_REQUIRED WORK:_ Every line below should be repeated exactly.

_ _ _

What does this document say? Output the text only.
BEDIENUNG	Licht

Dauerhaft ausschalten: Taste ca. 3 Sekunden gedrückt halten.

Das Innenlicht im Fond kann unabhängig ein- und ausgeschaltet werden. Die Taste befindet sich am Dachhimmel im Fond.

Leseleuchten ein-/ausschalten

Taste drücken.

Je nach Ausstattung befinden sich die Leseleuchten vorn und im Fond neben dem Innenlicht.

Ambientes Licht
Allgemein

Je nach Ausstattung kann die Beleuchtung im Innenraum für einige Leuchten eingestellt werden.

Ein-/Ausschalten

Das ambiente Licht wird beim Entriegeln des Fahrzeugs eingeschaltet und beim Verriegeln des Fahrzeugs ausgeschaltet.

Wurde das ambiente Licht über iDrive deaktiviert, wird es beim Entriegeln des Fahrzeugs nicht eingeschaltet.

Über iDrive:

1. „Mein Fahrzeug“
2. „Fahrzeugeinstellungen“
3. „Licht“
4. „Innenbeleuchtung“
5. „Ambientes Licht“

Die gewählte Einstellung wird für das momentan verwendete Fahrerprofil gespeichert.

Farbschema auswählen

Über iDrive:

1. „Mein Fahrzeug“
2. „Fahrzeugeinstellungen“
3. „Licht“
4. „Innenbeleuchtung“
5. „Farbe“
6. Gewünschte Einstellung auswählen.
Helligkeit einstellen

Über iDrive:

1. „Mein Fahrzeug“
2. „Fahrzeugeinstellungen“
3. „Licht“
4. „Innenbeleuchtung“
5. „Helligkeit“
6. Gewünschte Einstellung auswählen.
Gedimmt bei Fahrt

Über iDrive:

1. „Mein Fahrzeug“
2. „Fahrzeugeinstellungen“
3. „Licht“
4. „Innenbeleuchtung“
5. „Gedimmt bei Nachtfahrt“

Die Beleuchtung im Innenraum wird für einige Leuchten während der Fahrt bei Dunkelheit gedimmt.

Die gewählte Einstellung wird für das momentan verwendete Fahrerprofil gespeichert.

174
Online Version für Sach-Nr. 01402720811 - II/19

_ _ _

_ANSWER TO THE PROBLEM:_
What does this document say? Output the text only.
BEDIENUNG	Licht

Dauerhaft ausschalten: Taste ca. 3 Sekunden gedrückt halten.

Das Innenlicht im Fond kann unabhängig ein- und ausgeschaltet werden. Die Taste befindet sich am Dachhimmel im Fond.

Leseleuchten ein-/ausschalten

Taste drücken.

Je nach Ausstattung befinden sich die Leseleuchten vorn und im Fond neben dem Innenlicht.

Ambientes Licht
Allgemein

Je nach Ausstattung kann die Beleuchtung im Innenraum für einige Leuchten eingestellt werden.

Ein-/Ausschalten

Das ambiente Licht wird beim Entriegeln des Fahrzeugs eingeschaltet und beim Verriegeln des Fahrzeugs ausgeschaltet.

Wurde das ambiente Licht über iDrive deaktiviert, wird es beim Entriegeln des Fahrzeugs nicht eingeschaltet.

Über iDrive:

1. „Mein Fahrzeug“
2. „Fahrzeugeinstellungen“
3. „Licht“
4. „Innenbeleuchtung“
5. „Ambientes Licht“

Die gewählte Einstellung wird für das momentan verwendete Fahrerprofil gespeichert.

Farbschema auswählen

Über iDrive:

1. „Mein Fahrzeug“
2. „Fahrzeugeinstellungen“
3. „Licht“
4. „Innenbeleuchtung“
5. „Farbe“
6. Gewünschte Einstellung auswählen.
Helligkeit einstellen

Über iDrive:

1. „Mein Fahrzeug“
2. „Fahrzeugeinstellungen“
3. „Licht“
4. „Innenbeleuchtung“
5. „Helligkeit“
6. Gewünschte Einstellung auswählen.
Gedimmt bei Fahrt

Über iDrive:

1. „Mein Fahrzeug“
2. „Fahrzeugeinstellungen“
3. „Licht“
4. „Innenbeleuchtung“
5. „Gedimmt bei Nachtfahrt“

Die Beleuchtung im Innenraum wird für einige Leuchten während der Fahrt bei Dunkelheit gedimmt.

Die gewählte Einstellung wird für das momentan verwendete Fahrerprofil gespeichert.

174
Online Version für Sach-Nr. 01402720811 - II/19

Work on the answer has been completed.